=== DATASET ENTRIES ===
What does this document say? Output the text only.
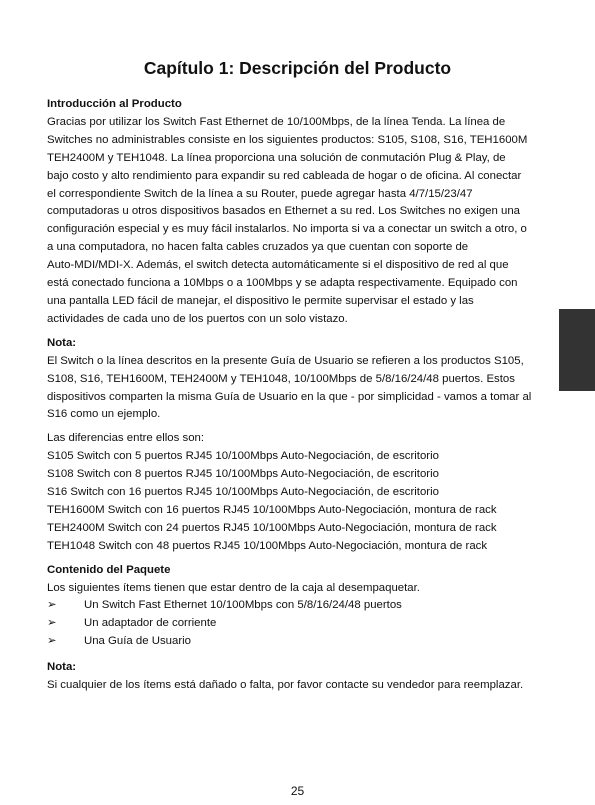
Capítulo 1: Descripción del Producto

Introducción al Producto

Gracias por utilizar los Switch Fast Ethernet de 10/100Mbps, de la línea Tenda. La línea de
Switches no administrables consiste en los siguientes productos: S105, S108, S16, TEH1600M
TEH2400M y TEH1048. La línea proporciona una solución de conmutación Plug & Play, de
bajo costo y alto rendimiento para expandir su red cableada de hogar o de oficina. Al conectar
el correspondiente Switch de la línea a su Router, puede agregar hasta 4/7/15/23/47
computadoras u otros dispositivos basados en Ethernet a su red. Los Switches no exigen una
configuración especial y es muy fácil instalarlos. No importa si va a conectar un switch a otro, o
a una computadora, no hacen falta cables cruzados ya que cuentan con soporte de
Auto-MDI/MDI-X. Además, el switch detecta automáticamente si el dispositivo de red al que
está conectado funciona a 10Mbps o a 100Mbps y se adapta respectivamente. Equipado con
una pantalla LED fácil de manejar, el dispositivo le permite supervisar el estado y las
actividades de cada uno de los puertos con un solo vistazo.

Nota:

El Switch o la línea descritos en la presente Guía de Usuario se refieren a los productos S105,
S108, S16, TEH1600M, TEH2400M y TEH1048, 10/100Mbps de 5/8/16/24/48 puertos. Estos
dispositivos comparten la misma Guía de Usuario en la que - por simplicidad - vamos a tomar al
S16 como un ejemplo.

Las diferencias entre ellos son:

S105 Switch con 5 puertos RJ45 10/100Mbps Auto-Negociación, de escritorio
S108 Switch con 8 puertos RJ45 10/100Mbps Auto-Negociación, de escritorio
S16 Switch con 16 puertos RJ45 10/100Mbps Auto-Negociación, de escritorio
TEH1600M Switch con 16 puertos RJ45 10/100Mbps Auto-Negociación, montura de rack
TEH2400M Switch con 24 puertos RJ45 10/100Mbps Auto-Negociación, montura de rack
TEH1048 Switch con 48 puertos RJ45 10/100Mbps Auto-Negociación, montura de rack

Contenido del Paquete

Los siguientes ítems tienen que estar dentro de la caja al desempaquetar.

➢	Un Switch Fast Ethernet 10/100Mbps con 5/8/16/24/48 puertos
➢	Un adaptador de corriente
➢	Una Guía de Usuario

Nota:

Si cualquier de los ítems está dañado o falta, por favor contacte su vendedor para reemplazar.

25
===
EXERCISE AIM: The records above should be reproduced exactly, with no pictures included.

SOLUTION TO THIS TASK:
What does this document say? Output the text only.
Capítulo 1: Descripción del Producto

Introducción al Producto

Gracias por utilizar los Switch Fast Ethernet de 10/100Mbps, de la línea Tenda. La línea de
Switches no administrables consiste en los siguientes productos: S105, S108, S16, TEH1600M
TEH2400M y TEH1048. La línea proporciona una solución de conmutación Plug & Play, de
bajo costo y alto rendimiento para expandir su red cableada de hogar o de oficina. Al conectar
el correspondiente Switch de la línea a su Router, puede agregar hasta 4/7/15/23/47
computadoras u otros dispositivos basados en Ethernet a su red. Los Switches no exigen una
configuración especial y es muy fácil instalarlos. No importa si va a conectar un switch a otro, o
a una computadora, no hacen falta cables cruzados ya que cuentan con soporte de
Auto-MDI/MDI-X. Además, el switch detecta automáticamente si el dispositivo de red al que
está conectado funciona a 10Mbps o a 100Mbps y se adapta respectivamente. Equipado con
una pantalla LED fácil de manejar, el dispositivo le permite supervisar el estado y las
actividades de cada uno de los puertos con un solo vistazo.

Nota:

El Switch o la línea descritos en la presente Guía de Usuario se refieren a los productos S105,
S108, S16, TEH1600M, TEH2400M y TEH1048, 10/100Mbps de 5/8/16/24/48 puertos. Estos
dispositivos comparten la misma Guía de Usuario en la que - por simplicidad - vamos a tomar al
S16 como un ejemplo.

Las diferencias entre ellos son:

S105 Switch con 5 puertos RJ45 10/100Mbps Auto-Negociación, de escritorio
S108 Switch con 8 puertos RJ45 10/100Mbps Auto-Negociación, de escritorio
S16 Switch con 16 puertos RJ45 10/100Mbps Auto-Negociación, de escritorio
TEH1600M Switch con 16 puertos RJ45 10/100Mbps Auto-Negociación, montura de rack
TEH2400M Switch con 24 puertos RJ45 10/100Mbps Auto-Negociación, montura de rack
TEH1048 Switch con 48 puertos RJ45 10/100Mbps Auto-Negociación, montura de rack

Contenido del Paquete

Los siguientes ítems tienen que estar dentro de la caja al desempaquetar.

➢	Un Switch Fast Ethernet 10/100Mbps con 5/8/16/24/48 puertos
➢	Un adaptador de corriente
➢	Una Guía de Usuario

Nota:

Si cualquier de los ítems está dañado o falta, por favor contacte su vendedor para reemplazar.

25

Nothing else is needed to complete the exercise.